# Matching wieghts?



## Anarius (Mar 8, 2008)

Hey! 

I started reloading today! Fun stuff! But I have a question:

Should I sort shells and bullets by weight? My new bullets are SUPPOSED to be 168gr, but they vary from 163-171 and the cases I'm sure vary as well. So If I'm loading 53gr of powder in a 168gr, should I match the lighter rounds and the heavier cases? Then what? Add more powder to the ones that end up total heavy? 

Thanks!


----------



## gmaske (Jan 7, 2008)

Your weight variable is less than 3%. I wouldn't worry about it. If you were shooting Bulls Eye competition I'd sort them by weight for better group size otherwise there's no point.


----------



## Charlie (May 13, 2006)

gmaske said:


> Your weight variable is less than 3%. I wouldn't worry about it. If you were shooting Bulls Eye competition I'd sort them by weight for better group size otherwise there's no point.


+1 what he said. If you're not going for high level, intense, finite group sizes, it's not a big deal. Just my $.02 :mrgreen: But it certainly should help a small amount if you want to spend the time.


----------



## Anarius (Mar 8, 2008)

Thanks!

New question! I full length resize BEFORE I trim, right?

> [REQUEST 1]
Find each line in the entries that contains the string "supply" and copy it.

> [DATA LISTING]
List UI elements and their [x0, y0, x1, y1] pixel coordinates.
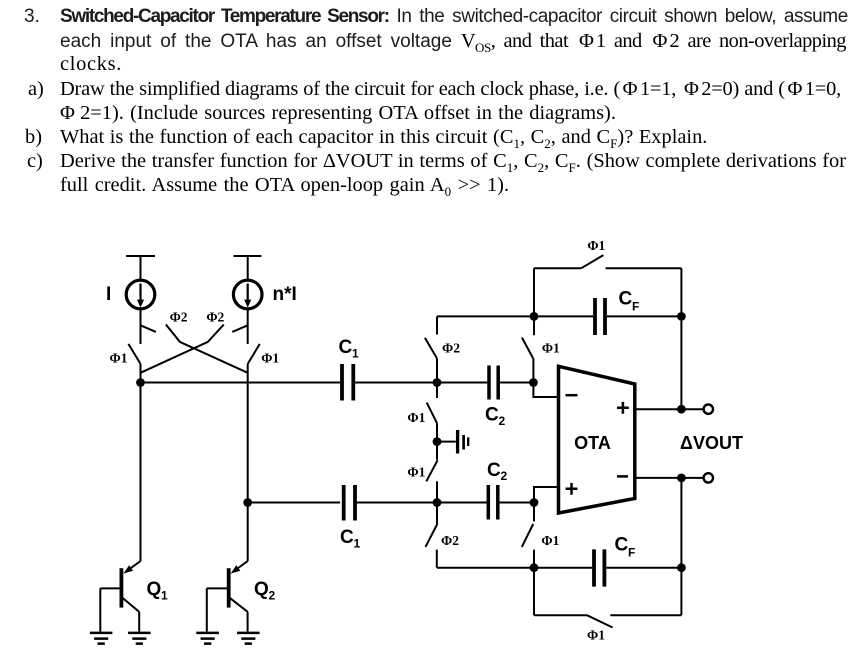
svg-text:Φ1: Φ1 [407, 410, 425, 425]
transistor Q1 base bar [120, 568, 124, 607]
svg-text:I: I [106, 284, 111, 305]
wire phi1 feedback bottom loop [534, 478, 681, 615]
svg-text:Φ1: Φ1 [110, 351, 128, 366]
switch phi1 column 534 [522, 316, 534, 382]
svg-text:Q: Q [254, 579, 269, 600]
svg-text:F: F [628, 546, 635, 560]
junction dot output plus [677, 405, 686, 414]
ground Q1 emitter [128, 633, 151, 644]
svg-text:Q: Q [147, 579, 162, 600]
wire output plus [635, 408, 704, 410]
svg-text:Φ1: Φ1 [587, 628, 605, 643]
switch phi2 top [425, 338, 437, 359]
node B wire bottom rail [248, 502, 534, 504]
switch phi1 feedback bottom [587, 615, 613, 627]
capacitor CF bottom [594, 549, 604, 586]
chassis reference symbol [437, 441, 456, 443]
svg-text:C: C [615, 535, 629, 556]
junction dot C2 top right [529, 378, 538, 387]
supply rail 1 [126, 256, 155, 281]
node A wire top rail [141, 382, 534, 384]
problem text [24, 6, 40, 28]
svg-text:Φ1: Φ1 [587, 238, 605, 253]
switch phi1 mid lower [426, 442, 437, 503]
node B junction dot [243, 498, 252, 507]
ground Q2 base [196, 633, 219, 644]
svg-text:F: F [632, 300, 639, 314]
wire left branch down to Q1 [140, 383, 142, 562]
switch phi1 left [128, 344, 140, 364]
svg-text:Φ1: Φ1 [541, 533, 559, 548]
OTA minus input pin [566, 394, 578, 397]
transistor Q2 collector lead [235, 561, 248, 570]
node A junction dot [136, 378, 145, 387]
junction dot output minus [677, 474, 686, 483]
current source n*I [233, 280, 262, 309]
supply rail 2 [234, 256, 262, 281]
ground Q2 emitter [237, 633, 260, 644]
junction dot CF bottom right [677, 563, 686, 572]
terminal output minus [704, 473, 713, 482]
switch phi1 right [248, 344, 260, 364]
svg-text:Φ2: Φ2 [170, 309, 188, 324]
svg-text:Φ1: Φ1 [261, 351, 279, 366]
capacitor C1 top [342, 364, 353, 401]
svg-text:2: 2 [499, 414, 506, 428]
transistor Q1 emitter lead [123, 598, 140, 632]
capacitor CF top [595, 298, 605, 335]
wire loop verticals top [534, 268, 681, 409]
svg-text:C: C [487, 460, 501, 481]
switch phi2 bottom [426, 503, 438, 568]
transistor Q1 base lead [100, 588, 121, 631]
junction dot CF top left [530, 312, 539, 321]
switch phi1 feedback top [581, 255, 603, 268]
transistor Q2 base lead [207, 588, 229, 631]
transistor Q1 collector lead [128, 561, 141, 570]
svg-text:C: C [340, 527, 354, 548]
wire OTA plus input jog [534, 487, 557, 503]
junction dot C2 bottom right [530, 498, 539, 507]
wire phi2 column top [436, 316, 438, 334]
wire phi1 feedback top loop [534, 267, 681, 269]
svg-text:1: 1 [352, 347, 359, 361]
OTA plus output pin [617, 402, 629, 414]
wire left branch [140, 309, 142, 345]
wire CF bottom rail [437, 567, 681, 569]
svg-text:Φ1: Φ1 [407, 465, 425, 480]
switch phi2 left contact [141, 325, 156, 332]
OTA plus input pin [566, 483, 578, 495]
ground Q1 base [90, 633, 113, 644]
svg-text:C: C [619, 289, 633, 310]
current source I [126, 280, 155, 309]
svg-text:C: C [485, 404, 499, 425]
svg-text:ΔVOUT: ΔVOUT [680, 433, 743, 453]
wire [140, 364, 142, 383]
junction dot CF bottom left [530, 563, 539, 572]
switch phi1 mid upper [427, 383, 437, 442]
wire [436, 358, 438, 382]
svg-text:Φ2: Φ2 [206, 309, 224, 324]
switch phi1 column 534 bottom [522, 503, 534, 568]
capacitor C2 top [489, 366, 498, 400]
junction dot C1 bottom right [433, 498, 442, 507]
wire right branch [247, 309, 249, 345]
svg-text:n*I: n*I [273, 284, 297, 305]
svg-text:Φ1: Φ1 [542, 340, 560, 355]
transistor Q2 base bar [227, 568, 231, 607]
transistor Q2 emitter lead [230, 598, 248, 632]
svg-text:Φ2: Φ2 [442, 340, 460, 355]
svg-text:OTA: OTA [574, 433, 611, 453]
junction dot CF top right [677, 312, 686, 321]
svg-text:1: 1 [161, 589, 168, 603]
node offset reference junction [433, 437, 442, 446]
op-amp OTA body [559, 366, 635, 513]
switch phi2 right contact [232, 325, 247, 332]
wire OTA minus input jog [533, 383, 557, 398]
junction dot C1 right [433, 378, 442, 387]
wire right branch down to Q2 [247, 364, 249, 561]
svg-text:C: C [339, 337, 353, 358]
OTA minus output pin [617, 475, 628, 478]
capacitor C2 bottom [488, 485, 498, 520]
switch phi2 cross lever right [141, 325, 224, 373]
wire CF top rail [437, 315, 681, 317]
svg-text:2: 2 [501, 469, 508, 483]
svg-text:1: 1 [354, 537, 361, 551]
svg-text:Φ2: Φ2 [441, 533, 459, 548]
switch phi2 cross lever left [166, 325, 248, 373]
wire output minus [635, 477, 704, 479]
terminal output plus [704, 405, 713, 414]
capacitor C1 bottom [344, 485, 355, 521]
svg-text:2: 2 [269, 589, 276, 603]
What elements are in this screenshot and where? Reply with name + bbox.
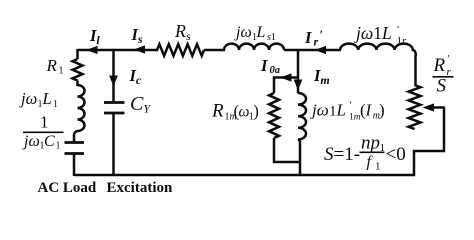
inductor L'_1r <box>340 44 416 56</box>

> [REQUEST 2]
Rewrite the part of the reloading thread starting at "## Charlie (May" and ending at "spend the time.", with "big deal" changed to "major concern".

> [WRITTEN ANSWER 1]
supply rail 1 [126, 256, 155, 281]
supply rail 2 [234, 256, 262, 281]

> [WRITTEN ANSWER 2]
## Charlie (May 13, 2006)

gmaske said:


> Your weight variable is less than 3%. I wouldn't worry about it. If you were shooting Bulls Eye competition I'd sort them by weight for better group size otherwise there's no point.


+1 what he said. If you're not going for high level, intense, finite group sizes, it's not a major concern. Just my $.02 :mrgreen: But it certainly should help a small amount if you want to spend the time.